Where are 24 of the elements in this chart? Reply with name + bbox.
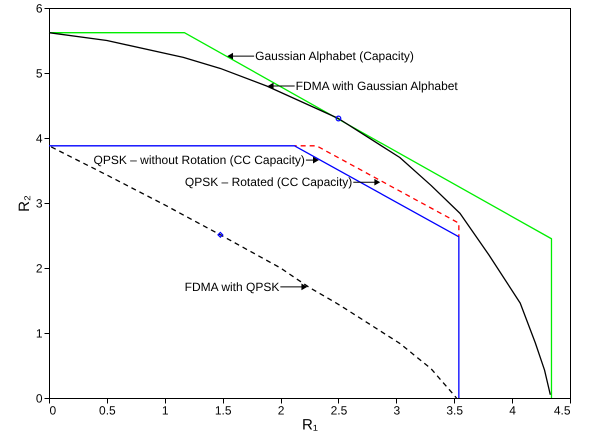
annotation: QPSK – Rotated (CC Capacity): [184, 175, 352, 190]
y-tick-label: 0: [36, 392, 43, 406]
x-tick-label: 2: [278, 404, 285, 418]
y-tick-label: 6: [36, 2, 43, 16]
x-tick-label: 1: [162, 404, 169, 418]
x-tick-label: 3: [393, 404, 400, 418]
x-tick-label: 4.5: [554, 404, 571, 418]
annotation: Gaussian Alphabet (Capacity): [255, 49, 414, 64]
x-tick-label: 2.5: [330, 404, 348, 418]
y-tick-label: 4: [36, 132, 43, 146]
x-axis-title: R₁: [302, 416, 318, 432]
x-tick-label: 0.5: [99, 404, 116, 418]
x-tick-label: 4: [509, 404, 516, 418]
y-tick-label: 3: [36, 196, 43, 210]
x-tick-label: 1.5: [214, 404, 232, 418]
annotation: QPSK – without Rotation (CC Capacity): [94, 153, 305, 168]
x-tick-label: 3.5: [446, 404, 464, 418]
x-tick-label: 0: [50, 404, 56, 418]
annotation: FDMA with QPSK: [184, 280, 280, 294]
y-tick-label: 5: [36, 66, 43, 80]
y-tick-label: 2: [36, 262, 43, 276]
y-axis-title: R₂: [16, 194, 33, 212]
annotation: FDMA with Gaussian Alphabet: [296, 79, 458, 93]
y-tick-label: 1: [36, 326, 43, 340]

Exercise – Copy out every line above word for word, leaving out the picture.

Written reply –
Where are 24 of the elements in this chart? Reply with name + bbox.
annotation: QPSK – Rotated (CC Capacity): [184, 175, 352, 190]
y-tick-label: 0: [36, 392, 43, 406]
x-tick-label: 2: [278, 404, 285, 418]
y-tick-label: 6: [36, 2, 43, 16]
x-tick-label: 1: [162, 404, 169, 418]
x-tick-label: 3: [393, 404, 400, 418]
x-tick-label: 4.5: [554, 404, 571, 418]
annotation: Gaussian Alphabet (Capacity): [255, 49, 414, 64]
x-tick-label: 2.5: [330, 404, 348, 418]
y-tick-label: 4: [36, 132, 43, 146]
x-axis-title: R₁: [302, 416, 318, 432]
x-tick-label: 0.5: [99, 404, 116, 418]
x-tick-label: 4: [509, 404, 516, 418]
y-tick-label: 3: [36, 196, 43, 210]
x-tick-label: 1.5: [214, 404, 232, 418]
annotation: QPSK – without Rotation (CC Capacity): [94, 153, 305, 168]
x-tick-label: 3.5: [446, 404, 464, 418]
x-tick-label: 0: [50, 404, 56, 418]
annotation: FDMA with QPSK: [184, 280, 280, 294]
y-tick-label: 5: [36, 66, 43, 80]
y-tick-label: 2: [36, 262, 43, 276]
y-axis-title: R₂: [16, 194, 33, 212]
annotation: FDMA with Gaussian Alphabet: [296, 79, 458, 93]
y-tick-label: 1: [36, 326, 43, 340]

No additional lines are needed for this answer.